== Record list ==
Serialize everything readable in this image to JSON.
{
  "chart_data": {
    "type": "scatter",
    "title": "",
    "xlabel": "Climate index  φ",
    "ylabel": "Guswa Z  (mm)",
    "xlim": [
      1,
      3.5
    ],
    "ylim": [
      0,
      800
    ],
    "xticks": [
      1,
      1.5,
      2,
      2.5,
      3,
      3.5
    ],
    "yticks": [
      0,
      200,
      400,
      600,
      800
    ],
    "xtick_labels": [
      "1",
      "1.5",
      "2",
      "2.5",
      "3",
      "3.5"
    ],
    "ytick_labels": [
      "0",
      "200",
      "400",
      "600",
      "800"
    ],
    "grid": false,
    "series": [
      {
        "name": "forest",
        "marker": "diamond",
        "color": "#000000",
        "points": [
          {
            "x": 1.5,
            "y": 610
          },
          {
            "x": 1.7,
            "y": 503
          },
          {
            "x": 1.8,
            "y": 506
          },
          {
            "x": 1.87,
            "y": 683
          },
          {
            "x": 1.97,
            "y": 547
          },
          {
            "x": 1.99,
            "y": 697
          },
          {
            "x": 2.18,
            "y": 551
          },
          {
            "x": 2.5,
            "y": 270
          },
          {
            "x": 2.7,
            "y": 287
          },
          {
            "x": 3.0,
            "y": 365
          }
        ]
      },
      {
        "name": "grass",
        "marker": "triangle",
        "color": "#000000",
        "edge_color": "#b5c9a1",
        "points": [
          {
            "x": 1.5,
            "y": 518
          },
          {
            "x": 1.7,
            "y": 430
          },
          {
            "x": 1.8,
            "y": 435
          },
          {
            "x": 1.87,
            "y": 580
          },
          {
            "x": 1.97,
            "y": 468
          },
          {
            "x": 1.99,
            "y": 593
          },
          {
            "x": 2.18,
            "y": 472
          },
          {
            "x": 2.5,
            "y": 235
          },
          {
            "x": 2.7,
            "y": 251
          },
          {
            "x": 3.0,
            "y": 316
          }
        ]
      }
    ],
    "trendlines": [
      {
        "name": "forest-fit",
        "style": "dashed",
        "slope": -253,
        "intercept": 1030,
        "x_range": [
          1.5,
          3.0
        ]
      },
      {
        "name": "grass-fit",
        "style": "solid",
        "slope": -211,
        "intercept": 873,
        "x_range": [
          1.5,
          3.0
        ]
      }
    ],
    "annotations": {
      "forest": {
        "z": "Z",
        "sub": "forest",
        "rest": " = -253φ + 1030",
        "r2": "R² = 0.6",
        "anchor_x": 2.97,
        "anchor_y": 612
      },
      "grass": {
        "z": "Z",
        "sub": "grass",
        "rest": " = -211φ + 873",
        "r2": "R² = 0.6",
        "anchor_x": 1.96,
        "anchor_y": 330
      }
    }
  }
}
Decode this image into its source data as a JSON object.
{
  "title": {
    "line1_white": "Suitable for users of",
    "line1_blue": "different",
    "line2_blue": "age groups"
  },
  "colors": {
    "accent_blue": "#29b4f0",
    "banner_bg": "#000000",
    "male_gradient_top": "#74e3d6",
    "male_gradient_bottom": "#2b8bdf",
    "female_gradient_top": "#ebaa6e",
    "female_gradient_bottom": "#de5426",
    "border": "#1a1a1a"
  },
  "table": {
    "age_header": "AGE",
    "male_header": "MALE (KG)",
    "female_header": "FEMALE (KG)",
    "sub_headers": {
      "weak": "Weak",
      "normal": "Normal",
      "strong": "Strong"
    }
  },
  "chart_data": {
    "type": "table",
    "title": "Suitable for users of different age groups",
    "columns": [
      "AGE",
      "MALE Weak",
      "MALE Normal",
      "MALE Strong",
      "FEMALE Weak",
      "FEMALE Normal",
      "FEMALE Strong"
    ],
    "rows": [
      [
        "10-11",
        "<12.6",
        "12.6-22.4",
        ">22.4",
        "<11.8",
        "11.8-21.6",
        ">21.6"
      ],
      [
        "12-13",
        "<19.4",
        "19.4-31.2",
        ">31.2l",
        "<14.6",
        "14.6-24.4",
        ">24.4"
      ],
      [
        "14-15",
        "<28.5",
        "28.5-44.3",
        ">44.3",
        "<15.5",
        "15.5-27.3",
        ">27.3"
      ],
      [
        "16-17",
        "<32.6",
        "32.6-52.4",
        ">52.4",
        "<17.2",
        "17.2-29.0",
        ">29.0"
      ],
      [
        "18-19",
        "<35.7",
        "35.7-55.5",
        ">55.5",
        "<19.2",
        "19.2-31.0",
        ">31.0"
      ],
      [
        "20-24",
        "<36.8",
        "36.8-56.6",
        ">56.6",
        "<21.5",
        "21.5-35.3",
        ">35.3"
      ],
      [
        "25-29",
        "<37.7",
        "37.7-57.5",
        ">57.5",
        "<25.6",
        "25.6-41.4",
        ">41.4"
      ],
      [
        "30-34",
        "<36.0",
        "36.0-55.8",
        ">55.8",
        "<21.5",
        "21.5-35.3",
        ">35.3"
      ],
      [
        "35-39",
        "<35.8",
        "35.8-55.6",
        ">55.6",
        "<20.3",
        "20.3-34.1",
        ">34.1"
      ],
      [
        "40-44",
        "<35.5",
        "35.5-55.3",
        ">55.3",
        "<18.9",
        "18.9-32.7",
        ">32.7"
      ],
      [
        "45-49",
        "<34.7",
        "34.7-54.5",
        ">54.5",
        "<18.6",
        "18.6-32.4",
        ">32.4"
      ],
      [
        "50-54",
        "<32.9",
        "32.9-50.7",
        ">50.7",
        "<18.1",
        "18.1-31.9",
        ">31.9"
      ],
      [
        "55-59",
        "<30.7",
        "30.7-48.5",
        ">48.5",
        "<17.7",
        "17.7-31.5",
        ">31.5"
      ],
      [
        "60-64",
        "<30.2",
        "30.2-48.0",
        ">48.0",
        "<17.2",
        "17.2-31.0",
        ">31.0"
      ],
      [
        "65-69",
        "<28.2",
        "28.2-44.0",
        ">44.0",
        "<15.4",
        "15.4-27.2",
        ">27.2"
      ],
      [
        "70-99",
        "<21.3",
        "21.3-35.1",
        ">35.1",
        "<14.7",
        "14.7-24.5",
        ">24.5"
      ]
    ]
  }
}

== Exercise details ==
Could you reproduce every record above exactly as it appears?

== Exercise solution ==
Serialize everything readable in this image to JSON.
{
  "chart_data": {
    "type": "scatter",
    "title": "",
    "xlabel": "Climate index  φ",
    "ylabel": "Guswa Z  (mm)",
    "xlim": [
      1,
      3.5
    ],
    "ylim": [
      0,
      800
    ],
    "xticks": [
      1,
      1.5,
      2,
      2.5,
      3,
      3.5
    ],
    "yticks": [
      0,
      200,
      400,
      600,
      800
    ],
    "xtick_labels": [
      "1",
      "1.5",
      "2",
      "2.5",
      "3",
      "3.5"
    ],
    "ytick_labels": [
      "0",
      "200",
      "400",
      "600",
      "800"
    ],
    "grid": false,
    "series": [
      {
        "name": "forest",
        "marker": "diamond",
        "color": "#000000",
        "points": [
          {
            "x": 1.5,
            "y": 610
          },
          {
            "x": 1.7,
            "y": 503
          },
          {
            "x": 1.8,
            "y": 506
          },
          {
            "x": 1.87,
            "y": 683
          },
          {
            "x": 1.97,
            "y": 547
          },
          {
            "x": 1.99,
            "y": 697
          },
          {
            "x": 2.18,
            "y": 551
          },
          {
            "x": 2.5,
            "y": 270
          },
          {
            "x": 2.7,
            "y": 287
          },
          {
            "x": 3.0,
            "y": 365
          }
        ]
      },
      {
        "name": "grass",
        "marker": "triangle",
        "color": "#000000",
        "edge_color": "#b5c9a1",
        "points": [
          {
            "x": 1.5,
            "y": 518
          },
          {
            "x": 1.7,
            "y": 430
          },
          {
            "x": 1.8,
            "y": 435
          },
          {
            "x": 1.87,
            "y": 580
          },
          {
            "x": 1.97,
            "y": 468
          },
          {
            "x": 1.99,
            "y": 593
          },
          {
            "x": 2.18,
            "y": 472
          },
          {
            "x": 2.5,
            "y": 235
          },
          {
            "x": 2.7,
            "y": 251
          },
          {
            "x": 3.0,
            "y": 316
          }
        ]
      }
    ],
    "trendlines": [
      {
        "name": "forest-fit",
        "style": "dashed",
        "slope": -253,
        "intercept": 1030,
        "x_range": [
          1.5,
          3.0
        ]
      },
      {
        "name": "grass-fit",
        "style": "solid",
        "slope": -211,
        "intercept": 873,
        "x_range": [
          1.5,
          3.0
        ]
      }
    ],
    "annotations": {
      "forest": {
        "z": "Z",
        "sub": "forest",
        "rest": " = -253φ + 1030",
        "r2": "R² = 0.6",
        "anchor_x": 2.97,
        "anchor_y": 612
      },
      "grass": {
        "z": "Z",
        "sub": "grass",
        "rest": " = -211φ + 873",
        "r2": "R² = 0.6",
        "anchor_x": 1.96,
        "anchor_y": 330
      }
    }
  }
}
Decode this image into its source data as a JSON object.
{
  "title": {
    "line1_white": "Suitable for users of",
    "line1_blue": "different",
    "line2_blue": "age groups"
  },
  "colors": {
    "accent_blue": "#29b4f0",
    "banner_bg": "#000000",
    "male_gradient_top": "#74e3d6",
    "male_gradient_bottom": "#2b8bdf",
    "female_gradient_top": "#ebaa6e",
    "female_gradient_bottom": "#de5426",
    "border": "#1a1a1a"
  },
  "table": {
    "age_header": "AGE",
    "male_header": "MALE (KG)",
    "female_header": "FEMALE (KG)",
    "sub_headers": {
      "weak": "Weak",
      "normal": "Normal",
      "strong": "Strong"
    }
  },
  "chart_data": {
    "type": "table",
    "title": "Suitable for users of different age groups",
    "columns": [
      "AGE",
      "MALE Weak",
      "MALE Normal",
      "MALE Strong",
      "FEMALE Weak",
      "FEMALE Normal",
      "FEMALE Strong"
    ],
    "rows": [
      [
        "10-11",
        "<12.6",
        "12.6-22.4",
        ">22.4",
        "<11.8",
        "11.8-21.6",
        ">21.6"
      ],
      [
        "12-13",
        "<19.4",
        "19.4-31.2",
        ">31.2l",
        "<14.6",
        "14.6-24.4",
        ">24.4"
      ],
      [
        "14-15",
        "<28.5",
        "28.5-44.3",
        ">44.3",
        "<15.5",
        "15.5-27.3",
        ">27.3"
      ],
      [
        "16-17",
        "<32.6",
        "32.6-52.4",
        ">52.4",
        "<17.2",
        "17.2-29.0",
        ">29.0"
      ],
      [
        "18-19",
        "<35.7",
        "35.7-55.5",
        ">55.5",
        "<19.2",
        "19.2-31.0",
        ">31.0"
      ],
      [
        "20-24",
        "<36.8",
        "36.8-56.6",
        ">56.6",
        "<21.5",
        "21.5-35.3",
        ">35.3"
      ],
      [
        "25-29",
        "<37.7",
        "37.7-57.5",
        ">57.5",
        "<25.6",
        "25.6-41.4",
        ">41.4"
      ],
      [
        "30-34",
        "<36.0",
        "36.0-55.8",
        ">55.8",
        "<21.5",
        "21.5-35.3",
        ">35.3"
      ],
      [
        "35-39",
        "<35.8",
        "35.8-55.6",
        ">55.6",
        "<20.3",
        "20.3-34.1",
        ">34.1"
      ],
      [
        "40-44",
        "<35.5",
        "35.5-55.3",
        ">55.3",
        "<18.9",
        "18.9-32.7",
        ">32.7"
      ],
      [
        "45-49",
        "<34.7",
        "34.7-54.5",
        ">54.5",
        "<18.6",
        "18.6-32.4",
        ">32.4"
      ],
      [
        "50-54",
        "<32.9",
        "32.9-50.7",
        ">50.7",
        "<18.1",
        "18.1-31.9",
        ">31.9"
      ],
      [
        "55-59",
        "<30.7",
        "30.7-48.5",
        ">48.5",
        "<17.7",
        "17.7-31.5",
        ">31.5"
      ],
      [
        "60-64",
        "<30.2",
        "30.2-48.0",
        ">48.0",
        "<17.2",
        "17.2-31.0",
        ">31.0"
      ],
      [
        "65-69",
        "<28.2",
        "28.2-44.0",
        ">44.0",
        "<15.4",
        "15.4-27.2",
        ">27.2"
      ],
      [
        "70-99",
        "<21.3",
        "21.3-35.1",
        ">35.1",
        "<14.7",
        "14.7-24.5",
        ">24.5"
      ]
    ]
  }
}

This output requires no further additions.